Write the data out again exactly, dropping any images it holds.

*****

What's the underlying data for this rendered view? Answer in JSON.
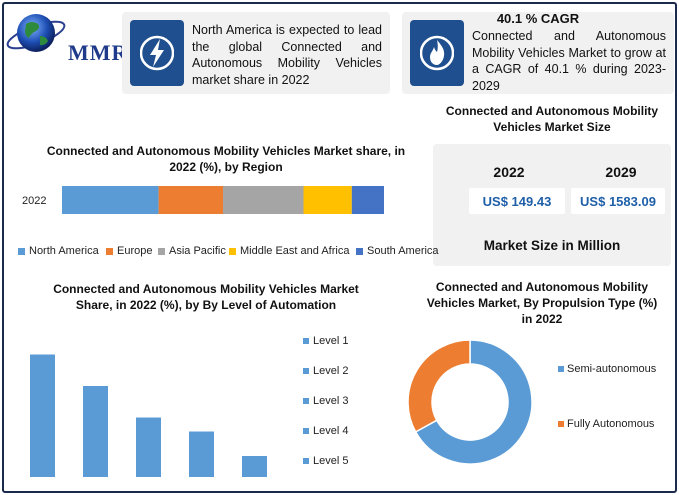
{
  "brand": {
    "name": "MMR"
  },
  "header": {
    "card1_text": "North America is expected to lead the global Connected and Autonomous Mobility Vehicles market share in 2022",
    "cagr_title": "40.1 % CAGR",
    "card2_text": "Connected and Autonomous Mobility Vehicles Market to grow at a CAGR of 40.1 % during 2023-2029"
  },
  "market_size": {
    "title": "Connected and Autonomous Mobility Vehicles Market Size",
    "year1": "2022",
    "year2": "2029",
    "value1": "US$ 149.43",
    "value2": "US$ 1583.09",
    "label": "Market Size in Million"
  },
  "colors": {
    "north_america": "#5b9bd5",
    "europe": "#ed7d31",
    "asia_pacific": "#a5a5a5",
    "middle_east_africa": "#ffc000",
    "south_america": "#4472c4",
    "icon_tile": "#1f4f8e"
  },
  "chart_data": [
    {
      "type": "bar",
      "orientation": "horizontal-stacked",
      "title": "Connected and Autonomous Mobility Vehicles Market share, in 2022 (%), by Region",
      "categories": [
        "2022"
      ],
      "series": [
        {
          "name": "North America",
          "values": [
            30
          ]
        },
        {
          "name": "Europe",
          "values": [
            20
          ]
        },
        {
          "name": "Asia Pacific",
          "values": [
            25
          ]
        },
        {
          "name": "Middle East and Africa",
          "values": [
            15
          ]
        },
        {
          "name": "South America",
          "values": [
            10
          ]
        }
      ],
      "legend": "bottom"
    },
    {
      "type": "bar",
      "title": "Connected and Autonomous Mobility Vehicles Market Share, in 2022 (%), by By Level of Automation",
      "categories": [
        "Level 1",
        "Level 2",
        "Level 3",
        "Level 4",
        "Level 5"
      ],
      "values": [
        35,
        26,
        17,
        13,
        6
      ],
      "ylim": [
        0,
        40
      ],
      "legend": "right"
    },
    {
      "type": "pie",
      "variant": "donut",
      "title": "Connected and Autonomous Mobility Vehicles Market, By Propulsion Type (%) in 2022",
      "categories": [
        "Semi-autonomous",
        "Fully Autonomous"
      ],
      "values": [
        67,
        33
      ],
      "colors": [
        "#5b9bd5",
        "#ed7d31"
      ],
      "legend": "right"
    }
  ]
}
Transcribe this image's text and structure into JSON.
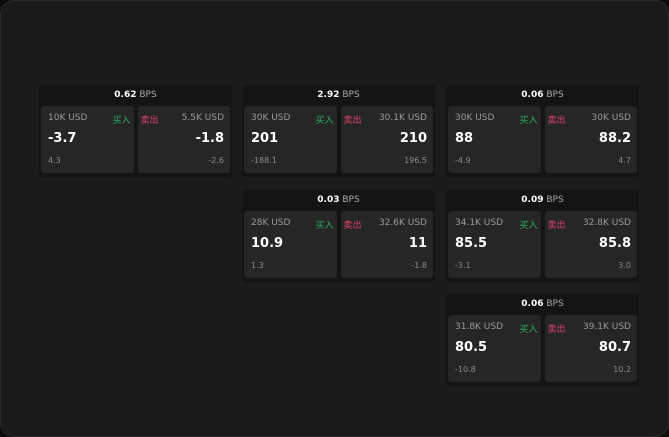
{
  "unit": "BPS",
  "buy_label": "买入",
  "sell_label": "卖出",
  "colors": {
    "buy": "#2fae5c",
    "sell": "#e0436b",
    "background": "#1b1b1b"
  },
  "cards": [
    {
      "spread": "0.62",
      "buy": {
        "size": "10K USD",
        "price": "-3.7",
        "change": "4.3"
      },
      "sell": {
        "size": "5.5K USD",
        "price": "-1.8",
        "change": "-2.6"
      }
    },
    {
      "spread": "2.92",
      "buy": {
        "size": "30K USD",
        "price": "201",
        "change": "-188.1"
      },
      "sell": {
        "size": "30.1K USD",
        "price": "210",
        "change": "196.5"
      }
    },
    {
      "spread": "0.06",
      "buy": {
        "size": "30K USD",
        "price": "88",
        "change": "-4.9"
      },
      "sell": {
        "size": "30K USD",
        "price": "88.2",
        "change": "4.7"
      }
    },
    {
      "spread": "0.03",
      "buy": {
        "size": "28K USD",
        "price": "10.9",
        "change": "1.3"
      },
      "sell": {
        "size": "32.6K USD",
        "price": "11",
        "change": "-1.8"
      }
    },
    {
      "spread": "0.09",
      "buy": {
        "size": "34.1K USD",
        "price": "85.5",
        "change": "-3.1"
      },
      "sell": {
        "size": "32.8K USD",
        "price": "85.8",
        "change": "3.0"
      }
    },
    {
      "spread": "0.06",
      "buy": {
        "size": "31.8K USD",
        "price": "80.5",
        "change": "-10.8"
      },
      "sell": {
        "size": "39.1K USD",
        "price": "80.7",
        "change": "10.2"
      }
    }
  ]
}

*****

Expected answer
What's the underlying data for this rendered view? Answer in JSON.
{
  "brand": {
    "name": "MMR"
  },
  "header": {
    "card1_text": "North America is expected to lead the global Connected and Autonomous Mobility Vehicles market share in 2022",
    "cagr_title": "40.1 % CAGR",
    "card2_text": "Connected and Autonomous Mobility Vehicles Market to grow at a CAGR of 40.1 % during 2023-2029"
  },
  "market_size": {
    "title": "Connected and Autonomous Mobility Vehicles Market Size",
    "year1": "2022",
    "year2": "2029",
    "value1": "US$ 149.43",
    "value2": "US$ 1583.09",
    "label": "Market Size in Million"
  },
  "colors": {
    "north_america": "#5b9bd5",
    "europe": "#ed7d31",
    "asia_pacific": "#a5a5a5",
    "middle_east_africa": "#ffc000",
    "south_america": "#4472c4",
    "icon_tile": "#1f4f8e"
  },
  "chart_data": [
    {
      "type": "bar",
      "orientation": "horizontal-stacked",
      "title": "Connected and Autonomous Mobility Vehicles Market share, in 2022 (%), by Region",
      "categories": [
        "2022"
      ],
      "series": [
        {
          "name": "North America",
          "values": [
            30
          ]
        },
        {
          "name": "Europe",
          "values": [
            20
          ]
        },
        {
          "name": "Asia Pacific",
          "values": [
            25
          ]
        },
        {
          "name": "Middle East and Africa",
          "values": [
            15
          ]
        },
        {
          "name": "South America",
          "values": [
            10
          ]
        }
      ],
      "legend": "bottom"
    },
    {
      "type": "bar",
      "title": "Connected and Autonomous Mobility Vehicles Market Share, in 2022 (%), by By Level of Automation",
      "categories": [
        "Level 1",
        "Level 2",
        "Level 3",
        "Level 4",
        "Level 5"
      ],
      "values": [
        35,
        26,
        17,
        13,
        6
      ],
      "ylim": [
        0,
        40
      ],
      "legend": "right"
    },
    {
      "type": "pie",
      "variant": "donut",
      "title": "Connected and Autonomous Mobility Vehicles Market, By Propulsion Type (%) in 2022",
      "categories": [
        "Semi-autonomous",
        "Fully Autonomous"
      ],
      "values": [
        67,
        33
      ],
      "colors": [
        "#5b9bd5",
        "#ed7d31"
      ],
      "legend": "right"
    }
  ]
}
Transcribe this image's text and structure into JSON.
{
  "unit": "BPS",
  "buy_label": "买入",
  "sell_label": "卖出",
  "colors": {
    "buy": "#2fae5c",
    "sell": "#e0436b",
    "background": "#1b1b1b"
  },
  "cards": [
    {
      "spread": "0.62",
      "buy": {
        "size": "10K USD",
        "price": "-3.7",
        "change": "4.3"
      },
      "sell": {
        "size": "5.5K USD",
        "price": "-1.8",
        "change": "-2.6"
      }
    },
    {
      "spread": "2.92",
      "buy": {
        "size": "30K USD",
        "price": "201",
        "change": "-188.1"
      },
      "sell": {
        "size": "30.1K USD",
        "price": "210",
        "change": "196.5"
      }
    },
    {
      "spread": "0.06",
      "buy": {
        "size": "30K USD",
        "price": "88",
        "change": "-4.9"
      },
      "sell": {
        "size": "30K USD",
        "price": "88.2",
        "change": "4.7"
      }
    },
    {
      "spread": "0.03",
      "buy": {
        "size": "28K USD",
        "price": "10.9",
        "change": "1.3"
      },
      "sell": {
        "size": "32.6K USD",
        "price": "11",
        "change": "-1.8"
      }
    },
    {
      "spread": "0.09",
      "buy": {
        "size": "34.1K USD",
        "price": "85.5",
        "change": "-3.1"
      },
      "sell": {
        "size": "32.8K USD",
        "price": "85.8",
        "change": "3.0"
      }
    },
    {
      "spread": "0.06",
      "buy": {
        "size": "31.8K USD",
        "price": "80.5",
        "change": "-10.8"
      },
      "sell": {
        "size": "39.1K USD",
        "price": "80.7",
        "change": "10.2"
      }
    }
  ]
}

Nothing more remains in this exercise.